OBJECTIVE = Restate the full set of records exactly, word for word.

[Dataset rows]
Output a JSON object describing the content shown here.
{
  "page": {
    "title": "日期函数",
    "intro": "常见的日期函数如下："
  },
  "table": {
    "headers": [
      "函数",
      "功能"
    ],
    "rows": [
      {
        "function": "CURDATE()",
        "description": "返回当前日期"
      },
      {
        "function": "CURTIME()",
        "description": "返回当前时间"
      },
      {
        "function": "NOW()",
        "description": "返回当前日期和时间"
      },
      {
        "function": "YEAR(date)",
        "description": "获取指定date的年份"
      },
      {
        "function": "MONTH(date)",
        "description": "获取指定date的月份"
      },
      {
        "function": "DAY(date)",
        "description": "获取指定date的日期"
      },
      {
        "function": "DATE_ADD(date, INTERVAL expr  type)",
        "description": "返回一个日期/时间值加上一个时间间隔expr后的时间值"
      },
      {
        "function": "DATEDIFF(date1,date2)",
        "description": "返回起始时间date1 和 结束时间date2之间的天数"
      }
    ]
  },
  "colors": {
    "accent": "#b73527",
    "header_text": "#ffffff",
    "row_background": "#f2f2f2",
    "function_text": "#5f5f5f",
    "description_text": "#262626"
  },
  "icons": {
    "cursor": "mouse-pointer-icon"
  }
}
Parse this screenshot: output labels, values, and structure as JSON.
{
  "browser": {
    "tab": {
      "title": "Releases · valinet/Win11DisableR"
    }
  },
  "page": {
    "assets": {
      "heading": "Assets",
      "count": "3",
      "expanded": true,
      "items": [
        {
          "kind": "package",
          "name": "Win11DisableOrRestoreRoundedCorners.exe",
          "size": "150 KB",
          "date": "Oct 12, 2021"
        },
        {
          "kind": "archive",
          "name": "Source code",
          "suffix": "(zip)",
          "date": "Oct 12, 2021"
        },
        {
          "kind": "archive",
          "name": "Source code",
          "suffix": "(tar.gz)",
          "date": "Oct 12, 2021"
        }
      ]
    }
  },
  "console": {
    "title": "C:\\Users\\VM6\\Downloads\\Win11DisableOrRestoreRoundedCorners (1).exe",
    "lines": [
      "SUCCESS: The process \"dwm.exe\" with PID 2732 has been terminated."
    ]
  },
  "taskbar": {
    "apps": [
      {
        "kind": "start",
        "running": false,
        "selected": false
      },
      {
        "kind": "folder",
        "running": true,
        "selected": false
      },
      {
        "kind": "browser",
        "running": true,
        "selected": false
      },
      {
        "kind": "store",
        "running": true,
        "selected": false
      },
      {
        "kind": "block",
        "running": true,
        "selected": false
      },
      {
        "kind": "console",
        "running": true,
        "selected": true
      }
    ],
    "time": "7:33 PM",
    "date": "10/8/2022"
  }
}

ANSWER FOR THE TASK =
Output a JSON object describing the content shown here.
{
  "page": {
    "title": "日期函数",
    "intro": "常见的日期函数如下："
  },
  "table": {
    "headers": [
      "函数",
      "功能"
    ],
    "rows": [
      {
        "function": "CURDATE()",
        "description": "返回当前日期"
      },
      {
        "function": "CURTIME()",
        "description": "返回当前时间"
      },
      {
        "function": "NOW()",
        "description": "返回当前日期和时间"
      },
      {
        "function": "YEAR(date)",
        "description": "获取指定date的年份"
      },
      {
        "function": "MONTH(date)",
        "description": "获取指定date的月份"
      },
      {
        "function": "DAY(date)",
        "description": "获取指定date的日期"
      },
      {
        "function": "DATE_ADD(date, INTERVAL expr  type)",
        "description": "返回一个日期/时间值加上一个时间间隔expr后的时间值"
      },
      {
        "function": "DATEDIFF(date1,date2)",
        "description": "返回起始时间date1 和 结束时间date2之间的天数"
      }
    ]
  },
  "colors": {
    "accent": "#b73527",
    "header_text": "#ffffff",
    "row_background": "#f2f2f2",
    "function_text": "#5f5f5f",
    "description_text": "#262626"
  },
  "icons": {
    "cursor": "mouse-pointer-icon"
  }
}
Parse this screenshot: output labels, values, and structure as JSON.
{
  "browser": {
    "tab": {
      "title": "Releases · valinet/Win11DisableR"
    }
  },
  "page": {
    "assets": {
      "heading": "Assets",
      "count": "3",
      "expanded": true,
      "items": [
        {
          "kind": "package",
          "name": "Win11DisableOrRestoreRoundedCorners.exe",
          "size": "150 KB",
          "date": "Oct 12, 2021"
        },
        {
          "kind": "archive",
          "name": "Source code",
          "suffix": "(zip)",
          "date": "Oct 12, 2021"
        },
        {
          "kind": "archive",
          "name": "Source code",
          "suffix": "(tar.gz)",
          "date": "Oct 12, 2021"
        }
      ]
    }
  },
  "console": {
    "title": "C:\\Users\\VM6\\Downloads\\Win11DisableOrRestoreRoundedCorners (1).exe",
    "lines": [
      "SUCCESS: The process \"dwm.exe\" with PID 2732 has been terminated."
    ]
  },
  "taskbar": {
    "apps": [
      {
        "kind": "start",
        "running": false,
        "selected": false
      },
      {
        "kind": "folder",
        "running": true,
        "selected": false
      },
      {
        "kind": "browser",
        "running": true,
        "selected": false
      },
      {
        "kind": "store",
        "running": true,
        "selected": false
      },
      {
        "kind": "block",
        "running": true,
        "selected": false
      },
      {
        "kind": "console",
        "running": true,
        "selected": true
      }
    ],
    "time": "7:33 PM",
    "date": "10/8/2022"
  }
}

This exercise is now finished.